Your task: From the listing that follows, output everything exactly except the pictures.
[Start of Given records]
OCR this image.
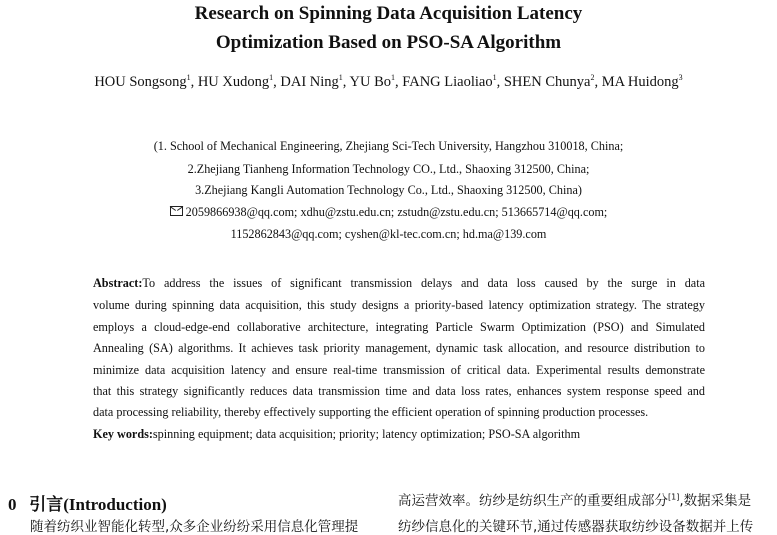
Research on Spinning Data Acquisition Latency
Optimization Based on PSO-SA Algorithm
HOU Songsong$^1$, HU Xudong$^1$, DAI Ning$^1$, YU Bo$^1$, FANG Liaoliao$^1$, SHEN Chunya$^2$, MA Huidong$^3$
(1. School of Mechanical Engineering, Zhejiang Sci-Tech University, Hangzhou 310018, China;
2.Zhejiang Tianheng Information Technology CO., Ltd., Shaoxing 312500, China;
3.Zhejiang Kangli Automation Technology Co., Ltd., Shaoxing 312500, China)
2059866938@qq.com; xdhu@zstu.edu.cn; zstudn@zstu.edu.cn; 513665714@qq.com;
1152862843@qq.com; cyshen@kl-tec.com.cn; hd.ma@139.com
Abstract:To address the issues of significant transmission delays and data loss caused by the surge in data
volume during spinning data acquisition, this study designs a priority-based latency optimization strategy. The strategy
employs a cloud-edge-end collaborative architecture, integrating Particle Swarm Optimization (PSO) and Simulated
Annealing (SA) algorithms. It achieves task priority management, dynamic task allocation, and resource distribution to
minimize data acquisition latency and ensure real-time transmission of critical data. Experimental results demonstrate
that this strategy significantly reduces data transmission time and data loss rates, enhances system response speed and
data processing reliability, thereby effectively supporting the efficient operation of spinning production processes.
Key words:spinning equipment; data acquisition; priority; latency optimization; PSO-SA algorithm
0 引言(Introduction)
随着纺织业智能化转型,众多企业纷纷采用信息化管理提
高运营效率。纺纱是纺织生产的重要组成部分[1],数据采集是
纺纱信息化的关键环节,通过传感器获取纺纱设备数据并上传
[End of Given records]
Expected output:
OCR this image.
Research on Spinning Data Acquisition Latency
Optimization Based on PSO-SA Algorithm
HOU Songsong$^1$, HU Xudong$^1$, DAI Ning$^1$, YU Bo$^1$, FANG Liaoliao$^1$, SHEN Chunya$^2$, MA Huidong$^3$
(1. School of Mechanical Engineering, Zhejiang Sci-Tech University, Hangzhou 310018, China;
2.Zhejiang Tianheng Information Technology CO., Ltd., Shaoxing 312500, China;
3.Zhejiang Kangli Automation Technology Co., Ltd., Shaoxing 312500, China)
2059866938@qq.com; xdhu@zstu.edu.cn; zstudn@zstu.edu.cn; 513665714@qq.com;
1152862843@qq.com; cyshen@kl-tec.com.cn; hd.ma@139.com
Abstract:To address the issues of significant transmission delays and data loss caused by the surge in data
volume during spinning data acquisition, this study designs a priority-based latency optimization strategy. The strategy
employs a cloud-edge-end collaborative architecture, integrating Particle Swarm Optimization (PSO) and Simulated
Annealing (SA) algorithms. It achieves task priority management, dynamic task allocation, and resource distribution to
minimize data acquisition latency and ensure real-time transmission of critical data. Experimental results demonstrate
that this strategy significantly reduces data transmission time and data loss rates, enhances system response speed and
data processing reliability, thereby effectively supporting the efficient operation of spinning production processes.
Key words:spinning equipment; data acquisition; priority; latency optimization; PSO-SA algorithm
0 引言(Introduction)
随着纺织业智能化转型,众多企业纷纷采用信息化管理提
高运营效率。纺纱是纺织生产的重要组成部分[1],数据采集是
纺纱信息化的关键环节,通过传感器获取纺纱设备数据并上传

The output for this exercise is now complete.